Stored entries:

######

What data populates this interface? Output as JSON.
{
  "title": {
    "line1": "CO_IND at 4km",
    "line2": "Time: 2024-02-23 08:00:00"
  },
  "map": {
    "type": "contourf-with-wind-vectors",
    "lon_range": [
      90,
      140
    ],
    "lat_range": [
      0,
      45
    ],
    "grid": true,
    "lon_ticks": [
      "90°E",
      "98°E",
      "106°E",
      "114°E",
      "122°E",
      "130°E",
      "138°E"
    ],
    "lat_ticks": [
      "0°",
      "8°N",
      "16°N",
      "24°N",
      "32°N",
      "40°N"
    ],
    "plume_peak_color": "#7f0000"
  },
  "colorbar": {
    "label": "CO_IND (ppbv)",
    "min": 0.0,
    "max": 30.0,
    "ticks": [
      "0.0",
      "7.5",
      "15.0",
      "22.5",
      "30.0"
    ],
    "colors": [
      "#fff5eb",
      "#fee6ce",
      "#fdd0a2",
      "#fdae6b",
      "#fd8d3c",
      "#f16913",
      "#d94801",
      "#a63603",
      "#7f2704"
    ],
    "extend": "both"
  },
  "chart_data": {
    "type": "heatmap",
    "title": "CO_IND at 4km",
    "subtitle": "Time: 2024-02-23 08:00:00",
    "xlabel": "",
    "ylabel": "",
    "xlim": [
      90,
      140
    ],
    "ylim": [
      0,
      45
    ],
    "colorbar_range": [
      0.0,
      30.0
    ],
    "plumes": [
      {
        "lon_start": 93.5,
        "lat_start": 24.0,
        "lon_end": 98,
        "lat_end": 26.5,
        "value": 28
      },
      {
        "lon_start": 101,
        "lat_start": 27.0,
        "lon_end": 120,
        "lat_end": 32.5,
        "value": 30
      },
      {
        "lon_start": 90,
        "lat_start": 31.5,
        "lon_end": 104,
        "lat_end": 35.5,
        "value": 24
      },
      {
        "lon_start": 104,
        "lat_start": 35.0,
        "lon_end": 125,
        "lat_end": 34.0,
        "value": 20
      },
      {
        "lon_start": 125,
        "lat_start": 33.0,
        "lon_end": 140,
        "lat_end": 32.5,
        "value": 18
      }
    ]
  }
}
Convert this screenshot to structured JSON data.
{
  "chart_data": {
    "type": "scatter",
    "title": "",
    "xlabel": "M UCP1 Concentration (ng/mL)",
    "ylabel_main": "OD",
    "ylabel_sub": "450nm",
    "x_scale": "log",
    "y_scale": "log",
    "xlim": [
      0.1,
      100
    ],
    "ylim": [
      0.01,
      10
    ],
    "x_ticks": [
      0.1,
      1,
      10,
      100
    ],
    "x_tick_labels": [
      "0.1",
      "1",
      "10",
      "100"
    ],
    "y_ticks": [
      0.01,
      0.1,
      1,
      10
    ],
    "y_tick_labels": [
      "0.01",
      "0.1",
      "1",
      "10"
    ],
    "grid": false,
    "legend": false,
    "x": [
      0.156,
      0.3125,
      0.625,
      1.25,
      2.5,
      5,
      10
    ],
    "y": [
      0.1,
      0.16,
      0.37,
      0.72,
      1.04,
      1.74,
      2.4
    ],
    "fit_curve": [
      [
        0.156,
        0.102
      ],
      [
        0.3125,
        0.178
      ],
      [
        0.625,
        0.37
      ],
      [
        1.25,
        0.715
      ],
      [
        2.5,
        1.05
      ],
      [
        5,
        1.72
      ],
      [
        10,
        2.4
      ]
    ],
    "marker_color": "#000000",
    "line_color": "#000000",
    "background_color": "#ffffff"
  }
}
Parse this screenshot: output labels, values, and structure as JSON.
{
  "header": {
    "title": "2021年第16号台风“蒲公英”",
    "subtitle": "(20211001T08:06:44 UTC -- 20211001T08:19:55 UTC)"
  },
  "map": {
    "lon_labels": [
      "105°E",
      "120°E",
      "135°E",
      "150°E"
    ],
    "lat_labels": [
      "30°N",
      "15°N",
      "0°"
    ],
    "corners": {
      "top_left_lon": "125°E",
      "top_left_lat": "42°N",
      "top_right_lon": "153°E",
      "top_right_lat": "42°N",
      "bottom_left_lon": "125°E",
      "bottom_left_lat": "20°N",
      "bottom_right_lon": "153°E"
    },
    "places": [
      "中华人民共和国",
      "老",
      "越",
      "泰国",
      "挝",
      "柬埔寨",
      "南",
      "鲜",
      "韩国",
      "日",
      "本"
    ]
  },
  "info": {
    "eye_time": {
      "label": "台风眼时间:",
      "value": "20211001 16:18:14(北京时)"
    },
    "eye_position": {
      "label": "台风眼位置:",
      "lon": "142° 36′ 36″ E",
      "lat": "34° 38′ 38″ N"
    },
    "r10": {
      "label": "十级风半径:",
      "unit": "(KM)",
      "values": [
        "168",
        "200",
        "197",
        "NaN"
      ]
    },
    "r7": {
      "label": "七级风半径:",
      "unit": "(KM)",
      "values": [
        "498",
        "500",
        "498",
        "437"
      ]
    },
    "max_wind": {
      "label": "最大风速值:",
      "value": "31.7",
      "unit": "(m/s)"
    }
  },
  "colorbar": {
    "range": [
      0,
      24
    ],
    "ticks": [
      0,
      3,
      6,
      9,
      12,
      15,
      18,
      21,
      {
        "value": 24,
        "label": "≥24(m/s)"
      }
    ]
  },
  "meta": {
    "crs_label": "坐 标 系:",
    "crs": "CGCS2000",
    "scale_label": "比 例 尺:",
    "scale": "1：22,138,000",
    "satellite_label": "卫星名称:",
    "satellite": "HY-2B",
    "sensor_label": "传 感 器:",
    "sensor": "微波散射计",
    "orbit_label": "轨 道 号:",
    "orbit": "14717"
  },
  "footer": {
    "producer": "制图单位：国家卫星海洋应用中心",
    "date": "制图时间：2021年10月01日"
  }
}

######

→ Written request
Give again the lines from the line holding "Parse this screenshot: output" through the close of the listing, both included, exactly as written and with nothing else.

→ The result
Parse this screenshot: output labels, values, and structure as JSON.
{
  "header": {
    "title": "2021年第16号台风“蒲公英”",
    "subtitle": "(20211001T08:06:44 UTC -- 20211001T08:19:55 UTC)"
  },
  "map": {
    "lon_labels": [
      "105°E",
      "120°E",
      "135°E",
      "150°E"
    ],
    "lat_labels": [
      "30°N",
      "15°N",
      "0°"
    ],
    "corners": {
      "top_left_lon": "125°E",
      "top_left_lat": "42°N",
      "top_right_lon": "153°E",
      "top_right_lat": "42°N",
      "bottom_left_lon": "125°E",
      "bottom_left_lat": "20°N",
      "bottom_right_lon": "153°E"
    },
    "places": [
      "中华人民共和国",
      "老",
      "越",
      "泰国",
      "挝",
      "柬埔寨",
      "南",
      "鲜",
      "韩国",
      "日",
      "本"
    ]
  },
  "info": {
    "eye_time": {
      "label": "台风眼时间:",
      "value": "20211001 16:18:14(北京时)"
    },
    "eye_position": {
      "label": "台风眼位置:",
      "lon": "142° 36′ 36″ E",
      "lat": "34° 38′ 38″ N"
    },
    "r10": {
      "label": "十级风半径:",
      "unit": "(KM)",
      "values": [
        "168",
        "200",
        "197",
        "NaN"
      ]
    },
    "r7": {
      "label": "七级风半径:",
      "unit": "(KM)",
      "values": [
        "498",
        "500",
        "498",
        "437"
      ]
    },
    "max_wind": {
      "label": "最大风速值:",
      "value": "31.7",
      "unit": "(m/s)"
    }
  },
  "colorbar": {
    "range": [
      0,
      24
    ],
    "ticks": [
      0,
      3,
      6,
      9,
      12,
      15,
      18,
      21,
      {
        "value": 24,
        "label": "≥24(m/s)"
      }
    ]
  },
  "meta": {
    "crs_label": "坐 标 系:",
    "crs": "CGCS2000",
    "scale_label": "比 例 尺:",
    "scale": "1：22,138,000",
    "satellite_label": "卫星名称:",
    "satellite": "HY-2B",
    "sensor_label": "传 感 器:",
    "sensor": "微波散射计",
    "orbit_label": "轨 道 号:",
    "orbit": "14717"
  },
  "footer": {
    "producer": "制图单位：国家卫星海洋应用中心",
    "date": "制图时间：2021年10月01日"
  }
}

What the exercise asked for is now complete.